*TEXT FOR ANALYSIS*.
────────────────────

Demand Analysis and Optimal Pricing
Price Discrimination Price discrimination occurs when a firm sells the same good or service to different buyers at different prices.15 As the following examples suggest, price discrimination is a common business practice. • Airlines charge full fares to business travelers, while offering discount fares to vacationers. • Firms sell the same products under different brand names or labels at different prices. • Providers of professional services (doctors, consultants, lawyers, etc.) set different rates for different clients. • Manufacturers introduce products at high prices before gradually dropping price over time. • Publishers of academic journals charge much higher subscription rates to libraries and institutions than to individual subscribers. • Businesses offer student and senior citizen discounts for many goods and services. • Manufacturers sell the same products at higher prices in the retail market than in the wholesale market. • Movies play in “first-run” theaters at higher ticket prices before being released to suburban theaters at lower prices. When a firm practices price discrimination, it sets different prices for different market segments, even though its costs of serving each customer group are the same. Thus, price discrimination is purely demand based. Of course, firms may also charge different prices for the “same” good or service because of cost differences. (For instance, transportation cost may be one reason why the same make and model of automobile sells for significantly different prices on the West and East coasts.) But cost-based pricing does not fall under the heading of price discrimination. Price discrimination is a departure from the pricing model we have examined up to this point. Thus far, the firm has been presumed to set a single market-clearing price. Obviously, charging different prices to different market segments, as in the examples just listed, allows the firm considerably more pricing flexibility. More to the point, the firm can increase its profit with a policy of optimal price discrimination (when the opportunity exists). 15
Here, we are discussing legal methods of price discrimination; that is, we are using the term discrimination in its neutral sense. Obviously, the civil rights laws prohibit economic discrimination (including unfair pricing practices) based on gender, race, or national origin. The antitrust statutes also limit specific cases of price discrimination that can be shown to significantly reduce competition.

────────────────────

*DATA UNDER STUDY*.

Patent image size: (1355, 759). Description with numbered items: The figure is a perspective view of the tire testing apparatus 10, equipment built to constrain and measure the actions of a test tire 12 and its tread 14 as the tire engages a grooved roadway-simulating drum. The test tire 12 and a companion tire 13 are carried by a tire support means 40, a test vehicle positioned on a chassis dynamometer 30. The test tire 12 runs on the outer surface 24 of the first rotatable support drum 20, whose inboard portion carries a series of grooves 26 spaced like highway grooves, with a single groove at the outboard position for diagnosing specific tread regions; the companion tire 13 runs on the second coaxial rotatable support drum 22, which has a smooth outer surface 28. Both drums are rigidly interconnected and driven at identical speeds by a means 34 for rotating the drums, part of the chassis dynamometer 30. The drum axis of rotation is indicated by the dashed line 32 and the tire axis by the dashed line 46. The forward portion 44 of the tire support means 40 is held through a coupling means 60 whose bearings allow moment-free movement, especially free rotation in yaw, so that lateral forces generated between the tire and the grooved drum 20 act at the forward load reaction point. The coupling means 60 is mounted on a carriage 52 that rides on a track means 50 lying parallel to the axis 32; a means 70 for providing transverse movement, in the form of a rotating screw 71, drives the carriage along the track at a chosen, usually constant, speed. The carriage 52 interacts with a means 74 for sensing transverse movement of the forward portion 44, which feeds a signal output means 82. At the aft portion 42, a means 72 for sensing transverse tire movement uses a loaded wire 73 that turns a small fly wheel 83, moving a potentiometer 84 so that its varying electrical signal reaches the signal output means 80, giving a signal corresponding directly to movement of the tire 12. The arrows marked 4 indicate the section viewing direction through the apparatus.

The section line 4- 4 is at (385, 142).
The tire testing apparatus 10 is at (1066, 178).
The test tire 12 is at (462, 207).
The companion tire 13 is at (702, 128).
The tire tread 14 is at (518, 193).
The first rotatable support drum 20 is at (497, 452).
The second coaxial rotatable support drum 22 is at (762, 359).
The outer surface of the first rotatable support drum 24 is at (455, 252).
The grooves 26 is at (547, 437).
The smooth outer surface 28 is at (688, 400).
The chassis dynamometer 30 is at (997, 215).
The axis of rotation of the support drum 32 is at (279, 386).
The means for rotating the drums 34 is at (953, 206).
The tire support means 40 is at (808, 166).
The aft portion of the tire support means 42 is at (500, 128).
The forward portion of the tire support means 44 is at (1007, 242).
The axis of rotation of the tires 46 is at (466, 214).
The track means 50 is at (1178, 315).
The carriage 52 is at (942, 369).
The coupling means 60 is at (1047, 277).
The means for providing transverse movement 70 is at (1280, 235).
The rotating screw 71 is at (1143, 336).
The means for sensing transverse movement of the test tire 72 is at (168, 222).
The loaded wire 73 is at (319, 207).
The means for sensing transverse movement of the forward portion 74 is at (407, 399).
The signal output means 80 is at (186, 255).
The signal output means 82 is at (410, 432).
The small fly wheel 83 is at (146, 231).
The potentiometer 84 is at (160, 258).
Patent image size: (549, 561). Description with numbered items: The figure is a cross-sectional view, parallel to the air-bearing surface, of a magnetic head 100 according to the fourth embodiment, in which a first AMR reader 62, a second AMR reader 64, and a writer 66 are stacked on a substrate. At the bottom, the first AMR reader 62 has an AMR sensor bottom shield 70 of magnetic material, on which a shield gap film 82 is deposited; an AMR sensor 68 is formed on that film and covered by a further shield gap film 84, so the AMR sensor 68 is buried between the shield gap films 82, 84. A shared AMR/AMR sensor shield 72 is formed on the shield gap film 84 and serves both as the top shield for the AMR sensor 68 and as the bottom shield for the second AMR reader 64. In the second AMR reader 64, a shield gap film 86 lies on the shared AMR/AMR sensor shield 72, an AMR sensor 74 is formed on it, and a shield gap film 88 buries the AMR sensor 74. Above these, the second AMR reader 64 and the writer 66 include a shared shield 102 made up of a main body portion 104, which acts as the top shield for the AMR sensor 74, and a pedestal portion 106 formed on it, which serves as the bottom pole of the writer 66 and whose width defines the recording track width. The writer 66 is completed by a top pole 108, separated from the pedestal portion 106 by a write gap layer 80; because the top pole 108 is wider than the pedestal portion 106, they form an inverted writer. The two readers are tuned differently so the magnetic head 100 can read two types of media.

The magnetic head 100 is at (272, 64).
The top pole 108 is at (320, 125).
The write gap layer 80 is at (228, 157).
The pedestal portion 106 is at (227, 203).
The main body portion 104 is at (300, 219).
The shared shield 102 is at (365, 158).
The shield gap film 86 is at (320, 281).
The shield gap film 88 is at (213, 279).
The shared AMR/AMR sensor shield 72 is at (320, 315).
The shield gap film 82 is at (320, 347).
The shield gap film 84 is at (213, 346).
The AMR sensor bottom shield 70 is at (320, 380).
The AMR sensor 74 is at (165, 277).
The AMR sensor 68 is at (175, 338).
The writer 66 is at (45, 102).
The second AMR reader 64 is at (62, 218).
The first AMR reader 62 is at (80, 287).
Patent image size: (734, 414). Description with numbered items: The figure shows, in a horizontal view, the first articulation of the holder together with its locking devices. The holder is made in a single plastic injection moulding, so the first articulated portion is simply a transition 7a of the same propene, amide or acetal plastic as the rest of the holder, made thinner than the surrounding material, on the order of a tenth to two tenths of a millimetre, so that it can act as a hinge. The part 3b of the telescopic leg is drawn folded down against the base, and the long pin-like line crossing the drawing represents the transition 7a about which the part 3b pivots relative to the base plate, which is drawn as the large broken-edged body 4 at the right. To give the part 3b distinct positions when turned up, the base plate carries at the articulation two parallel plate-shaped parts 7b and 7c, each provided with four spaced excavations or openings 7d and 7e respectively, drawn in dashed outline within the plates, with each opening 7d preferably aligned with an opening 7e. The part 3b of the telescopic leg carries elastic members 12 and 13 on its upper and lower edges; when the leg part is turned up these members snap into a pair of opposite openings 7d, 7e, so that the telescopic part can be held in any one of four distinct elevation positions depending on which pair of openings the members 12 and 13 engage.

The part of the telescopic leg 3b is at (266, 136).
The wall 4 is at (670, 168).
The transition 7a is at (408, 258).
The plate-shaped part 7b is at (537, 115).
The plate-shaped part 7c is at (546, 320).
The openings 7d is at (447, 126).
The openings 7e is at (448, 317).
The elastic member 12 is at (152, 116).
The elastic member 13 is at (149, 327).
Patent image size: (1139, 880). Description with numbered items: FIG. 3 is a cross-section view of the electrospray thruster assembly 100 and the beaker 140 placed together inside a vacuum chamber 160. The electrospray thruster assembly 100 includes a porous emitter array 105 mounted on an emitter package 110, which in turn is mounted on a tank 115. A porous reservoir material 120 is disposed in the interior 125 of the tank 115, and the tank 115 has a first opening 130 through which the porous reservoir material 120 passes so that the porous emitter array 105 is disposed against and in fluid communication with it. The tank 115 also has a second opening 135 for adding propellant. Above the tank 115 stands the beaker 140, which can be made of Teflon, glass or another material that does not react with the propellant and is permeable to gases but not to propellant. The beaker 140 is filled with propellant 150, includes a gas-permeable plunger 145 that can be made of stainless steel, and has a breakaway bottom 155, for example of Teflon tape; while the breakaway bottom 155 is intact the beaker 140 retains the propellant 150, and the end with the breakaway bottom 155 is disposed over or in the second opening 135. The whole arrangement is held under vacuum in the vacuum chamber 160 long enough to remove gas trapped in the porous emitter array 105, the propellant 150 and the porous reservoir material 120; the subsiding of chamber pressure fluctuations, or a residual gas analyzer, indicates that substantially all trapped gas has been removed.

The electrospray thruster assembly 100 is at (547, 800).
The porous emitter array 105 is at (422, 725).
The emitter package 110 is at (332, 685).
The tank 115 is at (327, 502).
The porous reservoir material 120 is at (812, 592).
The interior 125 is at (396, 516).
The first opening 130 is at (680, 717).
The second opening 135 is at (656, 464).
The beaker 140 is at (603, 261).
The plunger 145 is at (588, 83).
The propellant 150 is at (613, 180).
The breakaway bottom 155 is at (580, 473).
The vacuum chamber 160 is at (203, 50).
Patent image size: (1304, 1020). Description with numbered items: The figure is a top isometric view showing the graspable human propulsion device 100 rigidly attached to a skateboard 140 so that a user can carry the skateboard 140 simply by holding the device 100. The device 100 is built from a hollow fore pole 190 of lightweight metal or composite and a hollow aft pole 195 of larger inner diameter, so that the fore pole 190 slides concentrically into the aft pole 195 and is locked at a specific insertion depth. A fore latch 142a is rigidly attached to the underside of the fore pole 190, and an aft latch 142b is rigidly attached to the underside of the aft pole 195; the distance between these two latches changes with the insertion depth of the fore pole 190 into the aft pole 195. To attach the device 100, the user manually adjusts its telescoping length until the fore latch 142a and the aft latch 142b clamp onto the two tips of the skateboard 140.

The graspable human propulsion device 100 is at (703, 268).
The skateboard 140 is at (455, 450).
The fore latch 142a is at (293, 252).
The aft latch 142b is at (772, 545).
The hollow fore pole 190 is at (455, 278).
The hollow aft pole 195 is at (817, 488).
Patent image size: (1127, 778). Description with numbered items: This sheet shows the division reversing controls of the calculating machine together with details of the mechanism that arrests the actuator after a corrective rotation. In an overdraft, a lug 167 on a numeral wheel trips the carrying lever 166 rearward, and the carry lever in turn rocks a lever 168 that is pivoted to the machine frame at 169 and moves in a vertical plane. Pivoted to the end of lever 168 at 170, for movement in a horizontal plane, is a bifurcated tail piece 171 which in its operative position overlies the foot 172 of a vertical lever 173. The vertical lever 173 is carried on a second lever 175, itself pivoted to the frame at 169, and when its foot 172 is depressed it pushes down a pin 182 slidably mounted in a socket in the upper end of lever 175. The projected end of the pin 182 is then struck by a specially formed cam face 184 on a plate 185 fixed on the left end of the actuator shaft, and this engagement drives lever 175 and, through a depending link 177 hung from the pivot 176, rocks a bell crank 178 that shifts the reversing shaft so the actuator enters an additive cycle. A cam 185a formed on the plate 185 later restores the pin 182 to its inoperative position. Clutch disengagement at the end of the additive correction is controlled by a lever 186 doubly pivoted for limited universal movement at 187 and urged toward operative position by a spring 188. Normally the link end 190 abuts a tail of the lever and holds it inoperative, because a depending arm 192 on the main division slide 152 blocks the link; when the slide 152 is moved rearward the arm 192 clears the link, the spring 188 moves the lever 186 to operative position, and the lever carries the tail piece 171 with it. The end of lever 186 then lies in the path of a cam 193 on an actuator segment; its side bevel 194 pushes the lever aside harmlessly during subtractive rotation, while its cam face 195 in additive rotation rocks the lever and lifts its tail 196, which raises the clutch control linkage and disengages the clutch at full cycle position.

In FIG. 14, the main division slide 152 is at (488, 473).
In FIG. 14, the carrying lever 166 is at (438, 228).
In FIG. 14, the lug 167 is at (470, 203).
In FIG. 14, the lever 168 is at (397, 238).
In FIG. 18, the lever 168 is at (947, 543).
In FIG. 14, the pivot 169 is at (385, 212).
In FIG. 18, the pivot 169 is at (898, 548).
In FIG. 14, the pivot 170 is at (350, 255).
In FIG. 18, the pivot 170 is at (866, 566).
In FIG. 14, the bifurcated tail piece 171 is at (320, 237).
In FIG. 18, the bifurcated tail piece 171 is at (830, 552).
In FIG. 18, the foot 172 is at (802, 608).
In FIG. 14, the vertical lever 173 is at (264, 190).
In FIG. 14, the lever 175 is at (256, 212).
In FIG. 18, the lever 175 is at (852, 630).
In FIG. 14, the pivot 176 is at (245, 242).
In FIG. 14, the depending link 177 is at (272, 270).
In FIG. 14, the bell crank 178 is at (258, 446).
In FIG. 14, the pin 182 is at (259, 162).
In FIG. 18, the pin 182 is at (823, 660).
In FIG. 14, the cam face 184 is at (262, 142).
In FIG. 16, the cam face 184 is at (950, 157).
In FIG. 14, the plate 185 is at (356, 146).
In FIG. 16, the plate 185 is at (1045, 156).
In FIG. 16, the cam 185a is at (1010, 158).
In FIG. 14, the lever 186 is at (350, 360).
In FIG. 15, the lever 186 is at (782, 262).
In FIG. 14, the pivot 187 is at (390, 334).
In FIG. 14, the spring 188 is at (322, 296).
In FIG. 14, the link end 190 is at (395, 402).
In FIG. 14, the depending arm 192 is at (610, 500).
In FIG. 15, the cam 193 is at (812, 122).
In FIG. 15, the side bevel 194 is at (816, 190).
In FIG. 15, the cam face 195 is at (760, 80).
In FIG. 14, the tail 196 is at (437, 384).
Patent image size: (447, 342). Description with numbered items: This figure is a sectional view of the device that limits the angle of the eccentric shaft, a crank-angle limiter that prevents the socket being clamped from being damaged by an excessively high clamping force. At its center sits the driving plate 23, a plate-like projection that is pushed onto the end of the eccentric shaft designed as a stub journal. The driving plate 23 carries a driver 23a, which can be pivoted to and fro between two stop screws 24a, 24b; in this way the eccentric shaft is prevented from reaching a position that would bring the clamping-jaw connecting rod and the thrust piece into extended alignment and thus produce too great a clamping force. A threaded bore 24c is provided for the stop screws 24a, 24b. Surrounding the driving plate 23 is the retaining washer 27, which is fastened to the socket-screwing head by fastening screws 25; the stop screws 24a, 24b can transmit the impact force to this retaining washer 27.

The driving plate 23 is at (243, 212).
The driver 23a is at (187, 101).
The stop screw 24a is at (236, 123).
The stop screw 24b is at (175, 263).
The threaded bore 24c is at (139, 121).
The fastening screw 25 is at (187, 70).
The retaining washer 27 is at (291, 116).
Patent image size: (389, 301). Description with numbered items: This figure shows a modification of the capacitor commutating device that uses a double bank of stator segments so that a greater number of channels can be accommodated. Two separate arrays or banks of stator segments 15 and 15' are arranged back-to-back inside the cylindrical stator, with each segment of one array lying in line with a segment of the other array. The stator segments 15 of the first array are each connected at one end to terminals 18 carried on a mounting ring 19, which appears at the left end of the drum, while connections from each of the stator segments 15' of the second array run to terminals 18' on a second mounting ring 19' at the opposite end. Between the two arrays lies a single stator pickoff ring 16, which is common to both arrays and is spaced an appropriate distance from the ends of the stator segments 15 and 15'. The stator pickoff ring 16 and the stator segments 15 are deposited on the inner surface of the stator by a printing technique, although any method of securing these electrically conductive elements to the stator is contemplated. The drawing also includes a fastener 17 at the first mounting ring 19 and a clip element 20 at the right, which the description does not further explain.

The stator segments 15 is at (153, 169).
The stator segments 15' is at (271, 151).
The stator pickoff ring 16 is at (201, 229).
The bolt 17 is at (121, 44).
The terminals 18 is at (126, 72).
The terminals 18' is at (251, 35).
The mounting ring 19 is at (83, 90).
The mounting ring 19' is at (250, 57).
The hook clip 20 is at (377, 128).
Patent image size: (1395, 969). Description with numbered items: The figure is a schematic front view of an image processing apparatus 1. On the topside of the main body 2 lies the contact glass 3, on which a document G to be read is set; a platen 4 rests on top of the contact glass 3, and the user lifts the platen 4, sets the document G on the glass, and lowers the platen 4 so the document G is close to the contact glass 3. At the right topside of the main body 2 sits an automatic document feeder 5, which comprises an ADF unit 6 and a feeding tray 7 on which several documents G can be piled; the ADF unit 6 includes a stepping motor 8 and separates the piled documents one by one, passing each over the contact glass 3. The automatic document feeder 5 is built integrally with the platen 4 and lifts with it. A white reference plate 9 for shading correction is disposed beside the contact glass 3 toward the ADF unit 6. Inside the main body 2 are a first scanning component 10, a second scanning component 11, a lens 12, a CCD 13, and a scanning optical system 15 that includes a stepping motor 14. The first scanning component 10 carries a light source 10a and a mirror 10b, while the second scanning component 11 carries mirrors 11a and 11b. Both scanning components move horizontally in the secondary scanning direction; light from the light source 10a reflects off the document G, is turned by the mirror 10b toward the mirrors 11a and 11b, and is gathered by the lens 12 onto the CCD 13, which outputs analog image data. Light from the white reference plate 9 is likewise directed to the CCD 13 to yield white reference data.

────────────────────

*WHAT IS REQUIRED*.
In the text on price discrimination, why is price discrimination described as purely demand based?

*TASK ANSWER*.
The firm sets different prices for different market segments even though its costs of serving each customer group are the same.